## EXERCISE SET
- 1) In the nuclear industry article, how many new power plants does the Nuclear Energy Institute project will move ahead and be operational by about 2016?
- 2) Return the part of the nuclear industry article starting at "Nuclear Industry Eyes" and ending at "nearly this big.", copied word for word.

## PASSAGE GIVEN
--------------------

Nuclear Industry Eyes a Smaller Renaissance

With costs rising and federal loan guarantees in the air, the industry makes its pitch to Wall Street.


Corrected on 02/25/08: An earlier version of this article incorrectly reported that $18 billion in loan guarantees were in the energy bill passed last December. The $18.5 billion in loan guarantees were part of the omnibus federal budget bill.

Although 17 companies are preparing license applications for as many as 31 new nuclear power plants, don't expect the "nuclear renaissance," if it happens—at least the first phase of it—to be nearly this big.

The Nuclear Energy Institute, the industry's policy organization, today told a gathering of more than 100 Wall Street analysts that it expects the big group of contenders to winnow itself down for the first wave of new construction. NEI projects that four to eight new power plants will move ahead and be operational by about 2016.

NEI officials estimate the plants to cost $3,200 to $3,500 per kilowatt of capacity—more than double the $1,400 to $1,500 per kilowatt the industry was talking about in 2003, according to some old Nuclear Energy Institute testimony I found. That means each new plant is likely to cost about $5 billion in today's money and $6 billion to $7 billion by the time of completion.

--------------------

## PROVIDED RECORDS
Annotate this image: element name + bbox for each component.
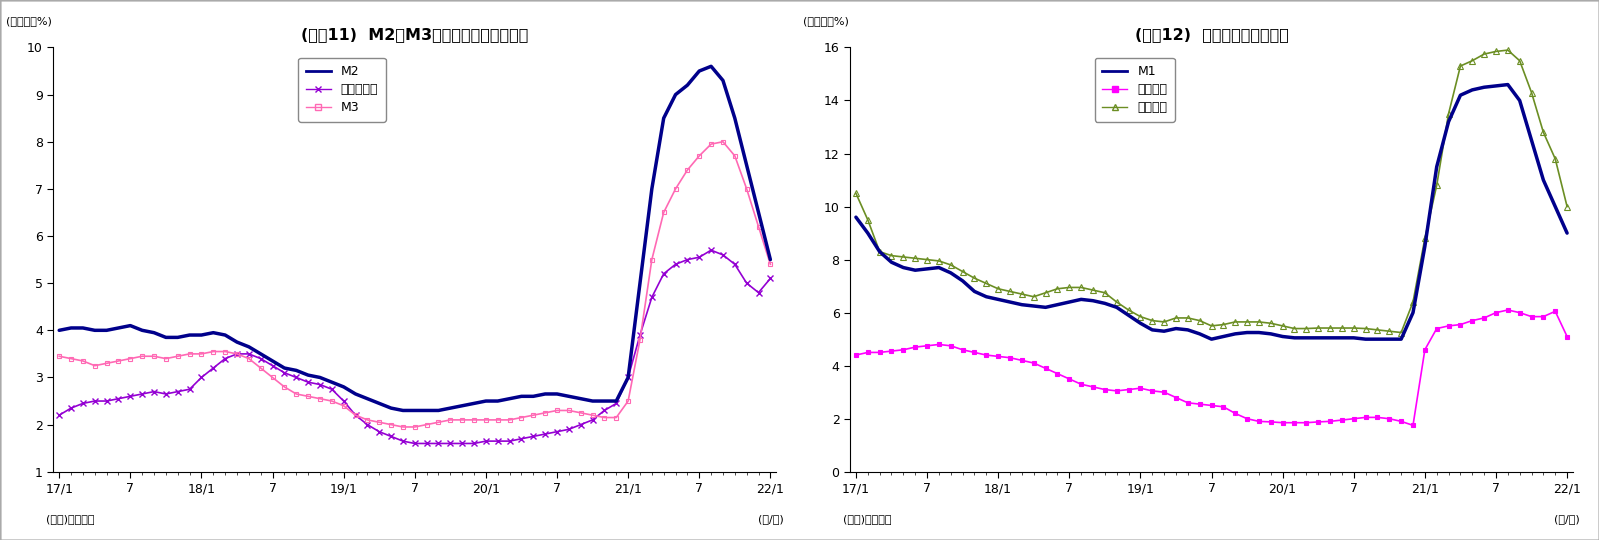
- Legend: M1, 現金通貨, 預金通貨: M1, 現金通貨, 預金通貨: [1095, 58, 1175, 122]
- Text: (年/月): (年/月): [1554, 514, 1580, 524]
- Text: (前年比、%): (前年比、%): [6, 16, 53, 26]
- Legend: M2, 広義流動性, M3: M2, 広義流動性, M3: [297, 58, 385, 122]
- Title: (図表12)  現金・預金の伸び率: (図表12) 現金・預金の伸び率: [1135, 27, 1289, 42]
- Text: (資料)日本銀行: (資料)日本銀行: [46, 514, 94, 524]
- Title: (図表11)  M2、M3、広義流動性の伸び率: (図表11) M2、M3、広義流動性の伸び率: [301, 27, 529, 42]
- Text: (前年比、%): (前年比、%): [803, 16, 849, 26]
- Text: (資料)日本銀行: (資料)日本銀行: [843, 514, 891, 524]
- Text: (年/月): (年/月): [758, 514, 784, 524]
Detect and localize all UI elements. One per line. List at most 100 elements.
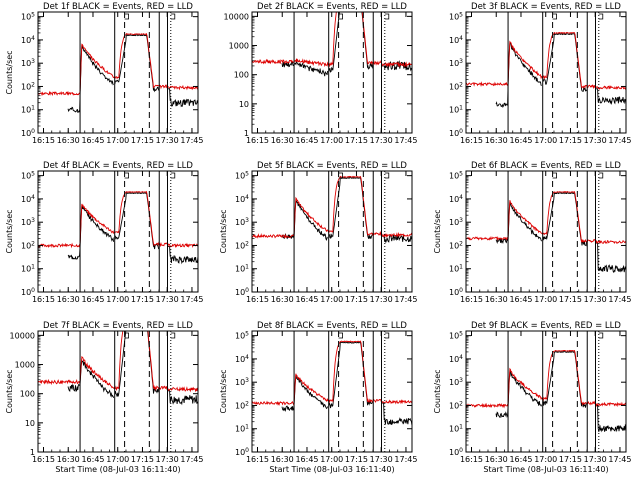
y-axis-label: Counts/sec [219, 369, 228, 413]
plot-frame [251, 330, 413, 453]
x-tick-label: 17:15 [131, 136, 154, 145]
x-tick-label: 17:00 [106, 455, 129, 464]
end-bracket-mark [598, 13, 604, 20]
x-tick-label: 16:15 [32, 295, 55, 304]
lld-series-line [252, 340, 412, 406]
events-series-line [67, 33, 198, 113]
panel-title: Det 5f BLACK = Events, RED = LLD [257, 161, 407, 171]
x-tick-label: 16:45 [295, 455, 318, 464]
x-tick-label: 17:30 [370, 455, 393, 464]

--------------------

## WORKED ANSWERS
- 1) Four to eight.

- 2)
Nuclear Industry Eyes a Smaller Renaissance

With costs rising and federal loan guarantees in the air, the industry makes its pitch to Wall Street.


Corrected on 02/25/08: An earlier version of this article incorrectly reported that $18 billion in loan guarantees were in the energy bill passed last December. The $18.5 billion in loan guarantees were part of the omnibus federal budget bill.

Although 17 companies are preparing license applications for as many as 31 new nuclear power plants, don't expect the "nuclear renaissance," if it happens—at least the first phase of it—to be nearly this big.